● **Problem details**: Each line containing the word "file" needs to be copied.
#### Data ####
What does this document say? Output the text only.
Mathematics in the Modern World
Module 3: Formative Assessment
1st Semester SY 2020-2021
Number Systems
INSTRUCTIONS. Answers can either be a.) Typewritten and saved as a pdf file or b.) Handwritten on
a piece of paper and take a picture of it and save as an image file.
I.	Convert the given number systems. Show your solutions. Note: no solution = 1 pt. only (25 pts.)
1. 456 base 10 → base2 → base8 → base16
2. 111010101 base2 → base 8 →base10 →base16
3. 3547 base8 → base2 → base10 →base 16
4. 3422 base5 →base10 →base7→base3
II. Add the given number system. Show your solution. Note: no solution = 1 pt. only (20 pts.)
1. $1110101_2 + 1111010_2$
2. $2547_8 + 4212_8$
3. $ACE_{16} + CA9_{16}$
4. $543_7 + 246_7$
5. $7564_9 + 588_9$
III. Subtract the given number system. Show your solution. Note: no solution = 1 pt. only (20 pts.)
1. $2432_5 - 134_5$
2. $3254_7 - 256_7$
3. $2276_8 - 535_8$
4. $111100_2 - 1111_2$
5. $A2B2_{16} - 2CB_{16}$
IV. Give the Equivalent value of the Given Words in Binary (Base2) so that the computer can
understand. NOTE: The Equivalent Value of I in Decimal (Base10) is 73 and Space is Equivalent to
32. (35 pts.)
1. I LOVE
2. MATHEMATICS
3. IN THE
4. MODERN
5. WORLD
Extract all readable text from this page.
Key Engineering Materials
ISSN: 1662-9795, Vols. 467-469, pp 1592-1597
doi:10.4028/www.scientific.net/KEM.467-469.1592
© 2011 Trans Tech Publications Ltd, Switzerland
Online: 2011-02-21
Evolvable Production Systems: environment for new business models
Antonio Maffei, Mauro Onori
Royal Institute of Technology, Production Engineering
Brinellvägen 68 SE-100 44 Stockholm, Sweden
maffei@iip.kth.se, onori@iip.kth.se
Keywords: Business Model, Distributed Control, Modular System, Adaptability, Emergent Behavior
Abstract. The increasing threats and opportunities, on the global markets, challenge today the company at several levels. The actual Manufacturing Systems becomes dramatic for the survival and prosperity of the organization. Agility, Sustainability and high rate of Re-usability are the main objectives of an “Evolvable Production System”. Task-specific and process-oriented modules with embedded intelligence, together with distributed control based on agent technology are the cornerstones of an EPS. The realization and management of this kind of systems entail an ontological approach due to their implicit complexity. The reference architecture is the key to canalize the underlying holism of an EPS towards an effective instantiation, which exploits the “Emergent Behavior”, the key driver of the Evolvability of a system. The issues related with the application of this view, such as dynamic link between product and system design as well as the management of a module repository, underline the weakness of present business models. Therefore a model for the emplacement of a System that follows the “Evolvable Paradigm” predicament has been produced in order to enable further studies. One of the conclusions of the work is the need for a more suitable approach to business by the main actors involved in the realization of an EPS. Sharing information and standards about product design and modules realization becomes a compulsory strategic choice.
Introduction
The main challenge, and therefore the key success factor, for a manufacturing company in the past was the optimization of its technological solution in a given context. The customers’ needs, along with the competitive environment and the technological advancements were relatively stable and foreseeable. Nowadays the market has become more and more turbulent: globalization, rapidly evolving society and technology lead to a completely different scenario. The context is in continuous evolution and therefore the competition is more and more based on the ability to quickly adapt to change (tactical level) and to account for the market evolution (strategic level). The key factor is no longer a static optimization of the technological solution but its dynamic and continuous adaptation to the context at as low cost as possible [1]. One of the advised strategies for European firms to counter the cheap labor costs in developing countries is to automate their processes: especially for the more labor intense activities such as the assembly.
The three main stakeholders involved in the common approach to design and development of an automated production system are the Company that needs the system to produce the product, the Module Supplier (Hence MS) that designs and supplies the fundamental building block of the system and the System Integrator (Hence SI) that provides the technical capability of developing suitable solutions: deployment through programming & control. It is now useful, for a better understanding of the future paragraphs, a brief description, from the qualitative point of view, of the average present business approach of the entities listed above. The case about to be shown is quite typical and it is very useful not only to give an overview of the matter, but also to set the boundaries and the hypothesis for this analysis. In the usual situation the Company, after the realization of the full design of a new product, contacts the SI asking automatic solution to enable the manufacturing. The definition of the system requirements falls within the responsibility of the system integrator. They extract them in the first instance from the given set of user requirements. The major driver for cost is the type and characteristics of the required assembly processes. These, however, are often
####
● **Expected answer**:
INSTRUCTIONS. Answers can either be a.) Typewritten and saved as a pdf file or b.) Handwritten on
a piece of paper and take a picture of it and save as an image file.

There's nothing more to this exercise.